Perl Weekly Challenge 97: flipping and swapping

One way to let me improve my knowledge about Raku (aka Perl 6) is to implement programs in it. Unluckily, I don’t have any production code to implement in Raku yet (sob!). So, why not try solving the Perl Weekly Challenge tasks?

In the following, the assigned tasks for Challenge 97.

My eyes…

I’m waiting and hoping for another consultancy, the next week, by another specialied center.

PWC 97 - Task 1

The first task was about to implement a Caesar Cipher, that is to translated every single letter in a phrase with a swapped one in the alphabet.
The idea was to have a program that with a line like the following could do the trick:

print %cipher{ $_ }:exists ?? %cipher{ $_ } !! $_ for $S.comb;


where %cipher is a shifted alphabet where every single letter of an original alphabet is transposed to a different letter. For example, assuming you are ciphing with 3 the letter A is translated to X, B to Y and so on. In the above, the assumption is that the %cipher hash contains the key as the unencrypted letter and the value as the encrypted one, such as %cipher{ 'A' } = 'X'.
Now, the main part is to build the %cipher hash. In the beginning I took a quite simple and straightforward approach like:

my $index = @alphabet.elems - $N;
for @alphabet {
    %cipher{ $_ } = @alphabet[ $index ];
    $index = $index + 1 < @alphabet.elems ?? $index + 1 !! 0 ;
}


Having @alphabet being the standard alphabet, and $N the cypher offset, every element in the %cipher hash is keyed to the current alphabet letter and the modulo index of the alphabet itself.
Then, I remembered about the rotate function in an array, that does exactly what the above code does. Therefore, the whole program becomes:

sub MAIN( Str $S = "THE QUICK BROWN FOX JUMPS OVER THE LAZY DOG",
          Int $N where { $N > 0 && $N < ( 'A' .. 'Z' ).elems } = 3 ) {
    my @alphabet = 'A' .. 'Z';
    my %cipher;

    %cipher{ @alphabet[ $_ ] } = @alphabet.rotate( $N * -1  )[ $_ ] for ^@alphabet.elems;

    say "Encoding $S";
    print %cipher{ $_ }:exists ?? %cipher{ $_ } !! $_ for $S.comb;
    say "\ndone";
}


With a single line I can initialize the %cipher hash using the rotate method and extracing the current element corresponding to a letter. Of course, invoking @alphabet.rotate( $N * -1 )[ $_ ] on every single initialization is expensive, therefore materializing the rotation could improve the script performances.

Directive
Decide whether each statement (a), (b) and (c) agrees with the Perl Weekly Challenge post, answering yes or no and quoting the words of the post that settle it. (a) The author already has production code to implement in Raku. (b) The author switched to the array rotate function because it does the same thing as the first loop. (c) The post calls invoking the rotate method on every initialization cheap. The rows that come next aren't needed for any of the work.

Dataset extract
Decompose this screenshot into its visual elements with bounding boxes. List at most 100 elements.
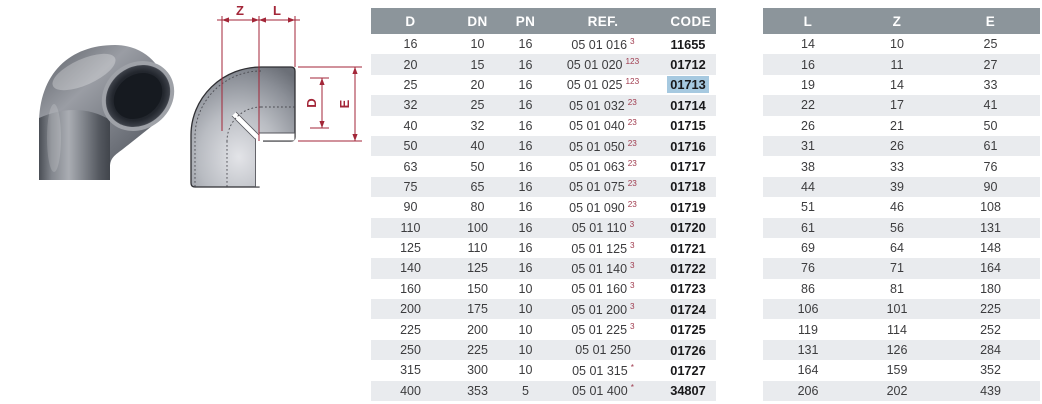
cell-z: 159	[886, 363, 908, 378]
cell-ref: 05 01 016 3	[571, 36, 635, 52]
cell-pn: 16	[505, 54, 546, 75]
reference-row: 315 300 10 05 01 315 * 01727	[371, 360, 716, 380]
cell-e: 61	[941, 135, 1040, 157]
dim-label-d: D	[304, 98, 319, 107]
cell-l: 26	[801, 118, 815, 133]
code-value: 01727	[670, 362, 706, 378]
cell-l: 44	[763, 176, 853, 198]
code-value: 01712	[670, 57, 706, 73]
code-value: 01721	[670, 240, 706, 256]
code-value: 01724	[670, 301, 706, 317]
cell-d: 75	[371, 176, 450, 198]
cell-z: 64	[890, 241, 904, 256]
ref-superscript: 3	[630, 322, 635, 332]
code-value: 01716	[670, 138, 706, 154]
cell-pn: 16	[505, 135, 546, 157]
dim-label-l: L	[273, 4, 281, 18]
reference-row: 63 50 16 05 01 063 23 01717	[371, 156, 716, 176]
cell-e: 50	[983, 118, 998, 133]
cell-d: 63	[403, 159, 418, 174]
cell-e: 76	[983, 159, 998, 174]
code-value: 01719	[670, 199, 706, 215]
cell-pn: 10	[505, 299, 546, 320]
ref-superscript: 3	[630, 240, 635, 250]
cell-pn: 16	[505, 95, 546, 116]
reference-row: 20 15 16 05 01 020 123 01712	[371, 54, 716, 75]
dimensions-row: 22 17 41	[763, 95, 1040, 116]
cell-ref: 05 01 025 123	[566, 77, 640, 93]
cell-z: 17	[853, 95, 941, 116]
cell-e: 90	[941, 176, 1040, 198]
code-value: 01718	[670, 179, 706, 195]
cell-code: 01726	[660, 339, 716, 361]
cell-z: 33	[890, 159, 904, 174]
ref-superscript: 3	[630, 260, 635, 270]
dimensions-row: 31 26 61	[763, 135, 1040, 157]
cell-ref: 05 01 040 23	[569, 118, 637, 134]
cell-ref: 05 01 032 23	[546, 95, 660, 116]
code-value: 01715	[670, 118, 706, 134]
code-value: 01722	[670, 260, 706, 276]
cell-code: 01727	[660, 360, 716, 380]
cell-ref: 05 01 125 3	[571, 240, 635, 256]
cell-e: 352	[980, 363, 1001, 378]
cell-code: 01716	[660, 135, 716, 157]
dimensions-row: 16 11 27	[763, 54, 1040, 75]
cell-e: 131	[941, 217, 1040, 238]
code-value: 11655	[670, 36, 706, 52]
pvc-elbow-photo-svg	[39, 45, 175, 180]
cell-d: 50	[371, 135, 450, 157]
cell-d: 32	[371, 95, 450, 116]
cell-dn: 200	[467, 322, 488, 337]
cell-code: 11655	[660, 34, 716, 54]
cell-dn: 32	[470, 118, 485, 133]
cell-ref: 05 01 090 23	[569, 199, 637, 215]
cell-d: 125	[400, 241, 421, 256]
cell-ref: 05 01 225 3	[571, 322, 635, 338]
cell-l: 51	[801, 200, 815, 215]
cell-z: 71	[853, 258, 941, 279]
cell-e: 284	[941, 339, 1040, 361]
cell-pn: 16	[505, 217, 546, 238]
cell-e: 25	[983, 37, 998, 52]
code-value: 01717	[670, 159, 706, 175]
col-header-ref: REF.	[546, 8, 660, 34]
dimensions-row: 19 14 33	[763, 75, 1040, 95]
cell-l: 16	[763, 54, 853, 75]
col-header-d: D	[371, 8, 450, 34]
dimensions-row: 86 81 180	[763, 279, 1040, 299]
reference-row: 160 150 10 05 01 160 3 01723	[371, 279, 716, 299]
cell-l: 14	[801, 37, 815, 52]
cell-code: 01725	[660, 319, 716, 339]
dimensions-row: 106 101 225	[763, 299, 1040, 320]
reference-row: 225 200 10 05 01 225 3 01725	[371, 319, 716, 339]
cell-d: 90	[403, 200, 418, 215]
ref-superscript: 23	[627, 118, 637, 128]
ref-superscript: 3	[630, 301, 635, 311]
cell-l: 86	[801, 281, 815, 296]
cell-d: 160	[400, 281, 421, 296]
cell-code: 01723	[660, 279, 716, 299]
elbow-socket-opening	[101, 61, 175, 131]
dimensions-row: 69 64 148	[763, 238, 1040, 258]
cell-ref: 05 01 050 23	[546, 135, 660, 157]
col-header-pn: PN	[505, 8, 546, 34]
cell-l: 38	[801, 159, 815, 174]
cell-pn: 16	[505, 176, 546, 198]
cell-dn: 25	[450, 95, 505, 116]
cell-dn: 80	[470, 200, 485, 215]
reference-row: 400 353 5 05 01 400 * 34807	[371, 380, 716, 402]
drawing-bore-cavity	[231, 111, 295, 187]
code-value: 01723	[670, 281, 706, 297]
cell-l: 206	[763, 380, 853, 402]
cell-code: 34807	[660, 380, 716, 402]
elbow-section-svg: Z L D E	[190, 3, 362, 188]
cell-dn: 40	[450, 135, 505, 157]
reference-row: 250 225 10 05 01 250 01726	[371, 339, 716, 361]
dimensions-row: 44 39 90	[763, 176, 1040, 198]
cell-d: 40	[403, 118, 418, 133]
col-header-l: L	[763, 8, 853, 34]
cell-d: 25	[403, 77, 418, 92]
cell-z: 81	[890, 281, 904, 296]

Response
(a) No: "I don’t have any production code to implement in Raku yet"
(b) Yes: "I remembered about the rotate function in an array, that does exactly what the above code does"
(c) No: "invoking @alphabet.rotate( $N * -1 )[ $_ ] on every single initialization is expensive"